### Exercise task
Of the lines below, how many hold the string "text"? Give only the number.

[Extracted records]
[Start]

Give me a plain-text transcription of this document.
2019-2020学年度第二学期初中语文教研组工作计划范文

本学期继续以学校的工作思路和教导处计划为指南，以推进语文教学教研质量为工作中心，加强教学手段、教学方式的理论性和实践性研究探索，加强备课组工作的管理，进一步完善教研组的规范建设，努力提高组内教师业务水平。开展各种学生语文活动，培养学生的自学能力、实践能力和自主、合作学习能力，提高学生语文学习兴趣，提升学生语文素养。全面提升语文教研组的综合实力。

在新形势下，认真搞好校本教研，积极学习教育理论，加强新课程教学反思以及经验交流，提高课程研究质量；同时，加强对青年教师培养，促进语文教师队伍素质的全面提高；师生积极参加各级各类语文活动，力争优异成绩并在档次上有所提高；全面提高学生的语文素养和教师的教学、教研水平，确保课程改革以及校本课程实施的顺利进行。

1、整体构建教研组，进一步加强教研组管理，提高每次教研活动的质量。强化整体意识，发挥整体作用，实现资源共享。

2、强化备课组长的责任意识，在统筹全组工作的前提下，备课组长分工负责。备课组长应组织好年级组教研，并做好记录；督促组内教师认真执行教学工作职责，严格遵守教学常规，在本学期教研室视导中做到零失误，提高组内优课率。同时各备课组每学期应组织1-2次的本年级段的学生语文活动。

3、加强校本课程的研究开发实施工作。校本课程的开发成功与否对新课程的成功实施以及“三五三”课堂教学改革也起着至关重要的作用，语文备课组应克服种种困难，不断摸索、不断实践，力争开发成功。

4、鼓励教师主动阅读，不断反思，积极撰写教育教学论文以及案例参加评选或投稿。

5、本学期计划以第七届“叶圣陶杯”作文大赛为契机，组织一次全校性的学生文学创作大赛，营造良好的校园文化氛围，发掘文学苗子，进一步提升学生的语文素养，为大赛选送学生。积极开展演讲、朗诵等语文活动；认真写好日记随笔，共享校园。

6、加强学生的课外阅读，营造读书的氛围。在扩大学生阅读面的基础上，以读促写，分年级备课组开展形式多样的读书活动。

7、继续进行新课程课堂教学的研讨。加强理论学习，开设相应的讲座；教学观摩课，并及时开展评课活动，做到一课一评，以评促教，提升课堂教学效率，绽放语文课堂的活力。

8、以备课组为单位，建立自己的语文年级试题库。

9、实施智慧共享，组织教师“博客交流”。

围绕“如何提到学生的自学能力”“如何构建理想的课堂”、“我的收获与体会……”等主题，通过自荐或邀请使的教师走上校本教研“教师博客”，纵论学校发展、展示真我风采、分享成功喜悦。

[End]
[Start]

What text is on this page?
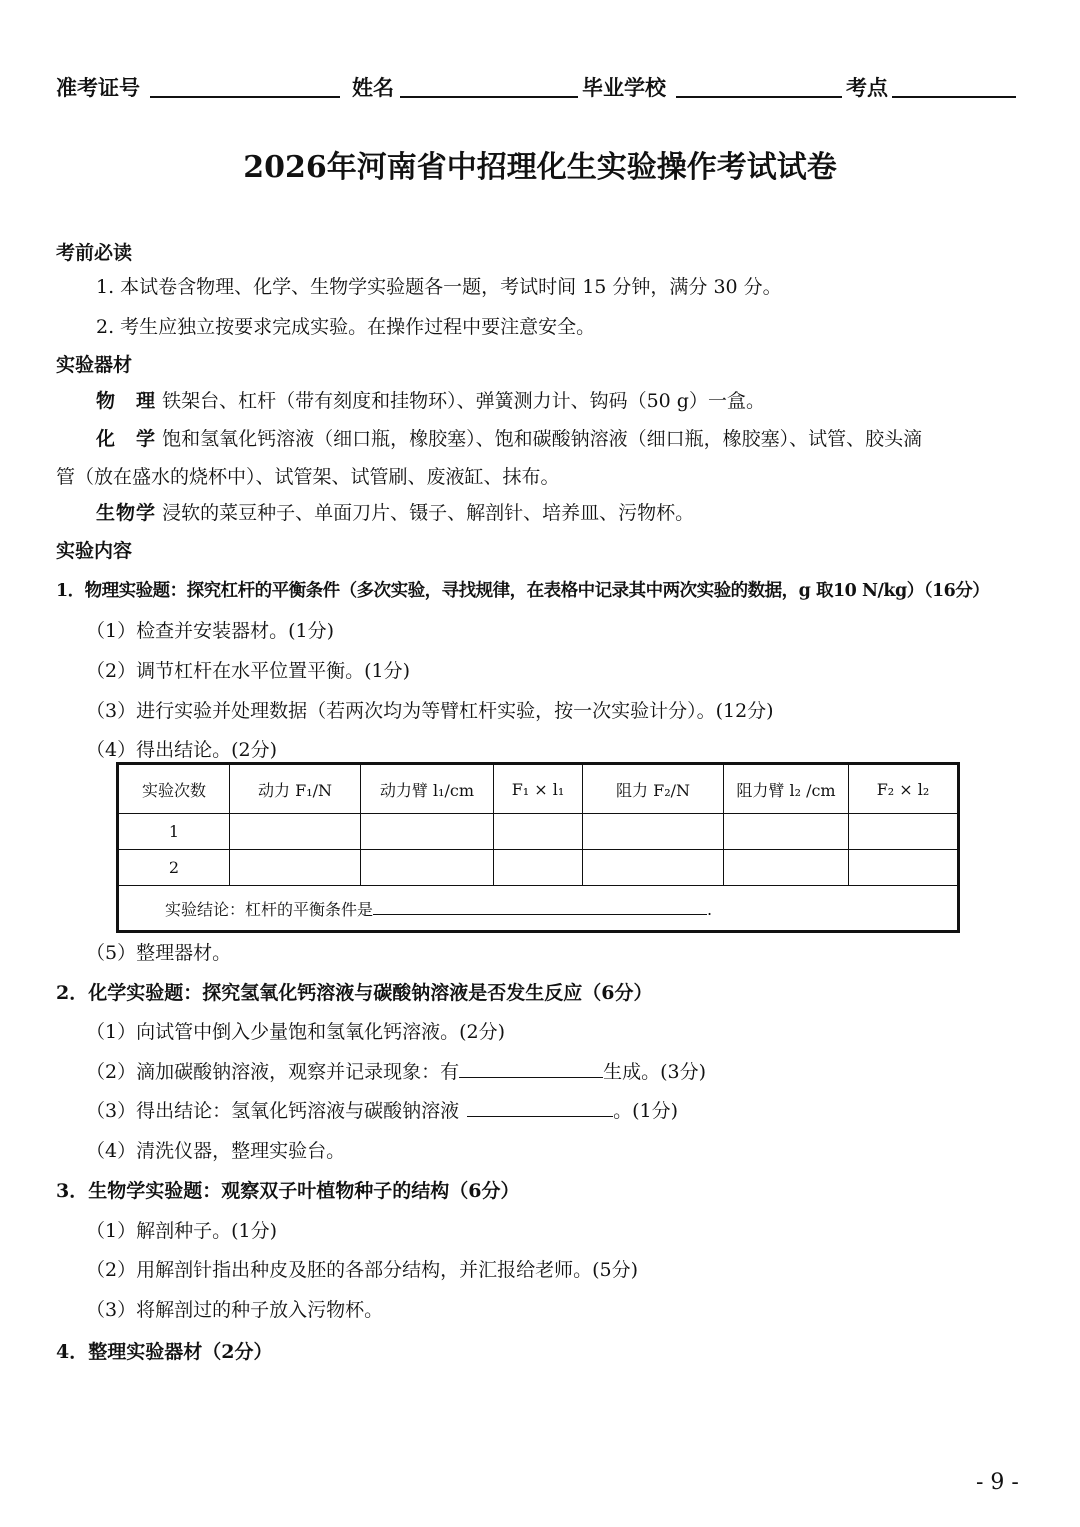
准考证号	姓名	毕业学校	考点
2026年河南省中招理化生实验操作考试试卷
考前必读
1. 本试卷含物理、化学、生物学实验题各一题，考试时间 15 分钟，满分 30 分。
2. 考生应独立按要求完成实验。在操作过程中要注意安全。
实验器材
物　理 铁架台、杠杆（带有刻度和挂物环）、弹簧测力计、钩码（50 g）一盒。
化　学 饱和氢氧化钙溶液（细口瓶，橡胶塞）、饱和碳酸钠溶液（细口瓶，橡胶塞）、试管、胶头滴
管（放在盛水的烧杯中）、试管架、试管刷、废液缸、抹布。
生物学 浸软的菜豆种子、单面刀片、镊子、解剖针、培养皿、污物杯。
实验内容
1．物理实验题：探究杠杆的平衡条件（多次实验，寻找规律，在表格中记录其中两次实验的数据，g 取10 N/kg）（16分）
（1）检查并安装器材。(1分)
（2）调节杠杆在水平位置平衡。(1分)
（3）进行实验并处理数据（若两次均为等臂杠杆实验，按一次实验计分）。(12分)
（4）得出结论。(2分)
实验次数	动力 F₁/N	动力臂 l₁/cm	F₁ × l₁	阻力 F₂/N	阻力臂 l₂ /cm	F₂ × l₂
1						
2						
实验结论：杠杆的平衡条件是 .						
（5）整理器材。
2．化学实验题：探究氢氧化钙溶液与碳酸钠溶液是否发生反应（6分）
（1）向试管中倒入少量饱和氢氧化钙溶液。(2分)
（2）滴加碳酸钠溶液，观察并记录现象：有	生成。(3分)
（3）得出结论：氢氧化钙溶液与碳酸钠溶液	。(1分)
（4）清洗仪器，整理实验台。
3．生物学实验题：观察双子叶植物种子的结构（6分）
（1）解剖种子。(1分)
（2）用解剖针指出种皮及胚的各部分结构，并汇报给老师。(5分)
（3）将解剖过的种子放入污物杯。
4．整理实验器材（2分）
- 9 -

[End]

### Worked answer
2